» Task directions:
Gather all lines with the word "Celsius" in them.

» Data for the task:
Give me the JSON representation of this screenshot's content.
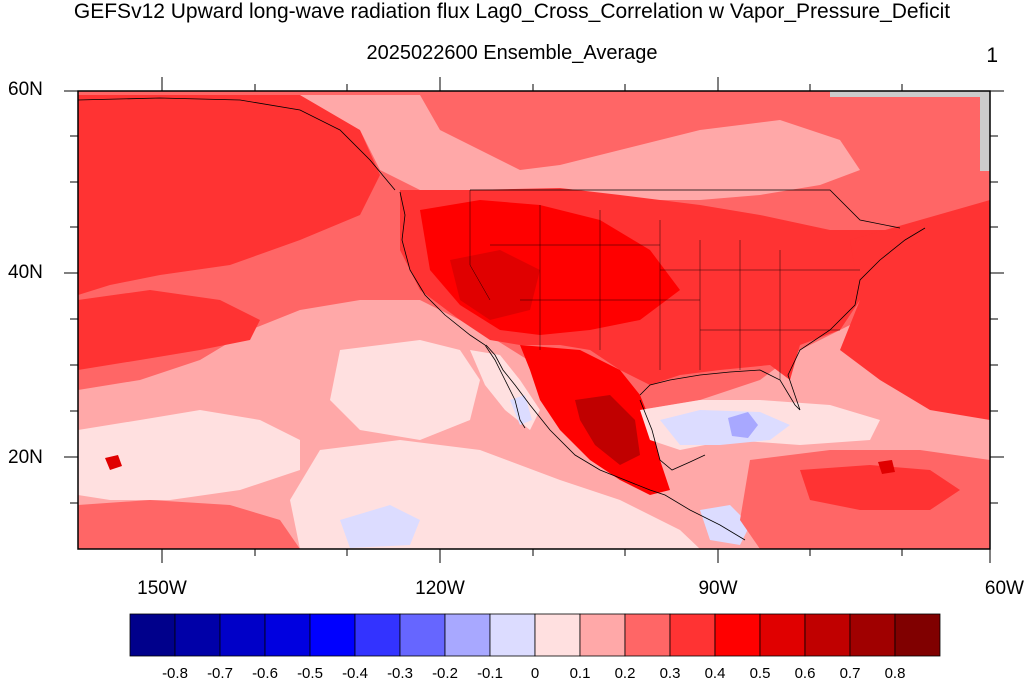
{
  "figure": {
    "title": "GEFSv12 Upward long-wave radiation flux Lag0_Cross_Correlation w Vapor_Pressure_Deficit",
    "subtitle": "2025022600 Ensemble_Average",
    "panel_number": "1"
  },
  "axes": {
    "lat_labels": [
      "60N",
      "40N",
      "20N"
    ],
    "lon_labels": [
      "150W",
      "120W",
      "90W",
      "60W"
    ]
  },
  "colorbar": {
    "colors": [
      "#00008b",
      "#0000a8",
      "#0000c8",
      "#0000e0",
      "#0000ff",
      "#3333ff",
      "#6666ff",
      "#a8a8ff",
      "#dcdcff",
      "#ffe0e0",
      "#ffa8a8",
      "#ff6666",
      "#ff3333",
      "#ff0000",
      "#e00000",
      "#c00000",
      "#a00000",
      "#800000"
    ],
    "labels": [
      "-0.8",
      "-0.7",
      "-0.6",
      "-0.5",
      "-0.4",
      "-0.3",
      "-0.2",
      "-0.1",
      "0",
      "0.1",
      "0.2",
      "0.3",
      "0.4",
      "0.5",
      "0.6",
      "0.7",
      "0.8"
    ]
  },
  "map_colors": {
    "c_neg01": "#dcdcff",
    "c_neg02": "#a8a8ff",
    "c_00": "#ffe0e0",
    "c_01": "#ffa8a8",
    "c_02": "#ff6666",
    "c_03": "#ff3333",
    "c_04": "#ff0000",
    "c_05": "#e00000",
    "c_06": "#c00000",
    "c_missing": "#cccccc"
  }
}
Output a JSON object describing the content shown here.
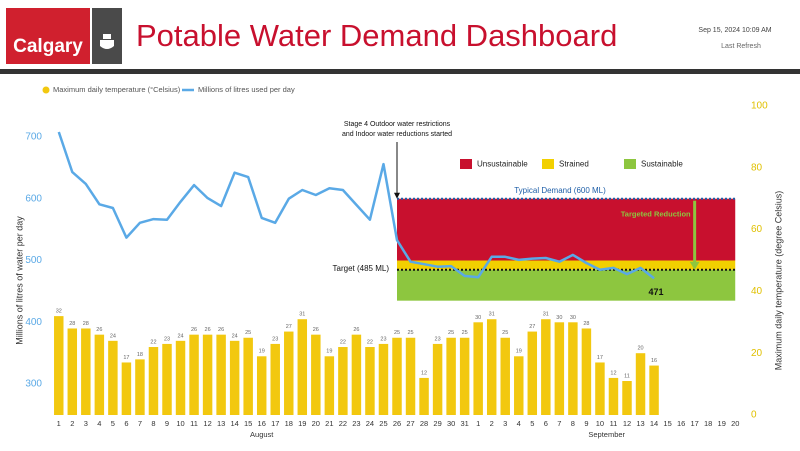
{
  "header": {
    "logo": "Calgary",
    "title": "Potable Water Demand Dashboard",
    "timestamp": "Sep 15, 2024 10:09 AM",
    "refresh": "Last Refresh"
  },
  "chart_data": {
    "type": "combo",
    "categories": [
      "1",
      "2",
      "3",
      "4",
      "5",
      "6",
      "7",
      "8",
      "9",
      "10",
      "11",
      "12",
      "13",
      "14",
      "15",
      "16",
      "17",
      "18",
      "19",
      "20",
      "21",
      "22",
      "23",
      "24",
      "25",
      "26",
      "27",
      "28",
      "29",
      "30",
      "31",
      "1",
      "2",
      "3",
      "4",
      "5",
      "6",
      "7",
      "8",
      "9",
      "10",
      "11",
      "12",
      "13",
      "14",
      "15",
      "16",
      "17",
      "18",
      "19",
      "20"
    ],
    "month_labels": [
      "August",
      "September"
    ],
    "series": [
      {
        "name": "Maximum daily temperature (°Celsius)",
        "color": "#f2c80f",
        "axis": "y2",
        "values": [
          32,
          28,
          28,
          26,
          24,
          17,
          18,
          22,
          23,
          24,
          26,
          26,
          26,
          24,
          25,
          19,
          23,
          27,
          31,
          26,
          19,
          22,
          26,
          22,
          23,
          25,
          25,
          12,
          23,
          25,
          25,
          30,
          31,
          25,
          19,
          27,
          31,
          30,
          30,
          28,
          17,
          12,
          11,
          20,
          16,
          null,
          null,
          null,
          null,
          null,
          null
        ]
      },
      {
        "name": "Millions of litres used per day",
        "color": "#5aa9e6",
        "axis": "y",
        "values": [
          708,
          643,
          624,
          591,
          585,
          537,
          561,
          567,
          566,
          595,
          622,
          601,
          588,
          642,
          635,
          569,
          561,
          600,
          614,
          606,
          617,
          614,
          590,
          566,
          656,
          533,
          498,
          494,
          490,
          491,
          475,
          473,
          506,
          506,
          501,
          503,
          504,
          498,
          509,
          496,
          485,
          488,
          478,
          488,
          471,
          null,
          null,
          null,
          null,
          null,
          null
        ]
      }
    ],
    "ylabel": "Millions of litres of water per day",
    "y2label": "Maximum daily temperature (degree Celsius)",
    "ylim": [
      250,
      750
    ],
    "yticks": [
      300,
      400,
      500,
      600,
      700
    ],
    "y2lim": [
      0,
      100
    ],
    "y2ticks": [
      0,
      20,
      40,
      60,
      80,
      100
    ],
    "annotation": {
      "text": [
        "Stage 4 Outdoor water restrictions",
        "and Indoor water reductions started"
      ],
      "at": "26"
    },
    "zones": [
      {
        "name": "Unsustainable",
        "color": "#c8102e",
        "range": [
          500,
          600
        ]
      },
      {
        "name": "Strained",
        "color": "#f2d000",
        "range": [
          485,
          500
        ]
      },
      {
        "name": "Sustainable",
        "color": "#8dc63f",
        "range": [
          435,
          485
        ]
      }
    ],
    "typical_demand": {
      "label": "Typical Demand (600 ML)",
      "value": 600
    },
    "target": {
      "label": "Target (485 ML)",
      "value": 485
    },
    "reduction_label": "Targeted Reduction"
  }
}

» The answer:
        "name": "Maximum daily temperature (°Celsius)",
    "y2label": "Maximum daily temperature (degree Celsius)",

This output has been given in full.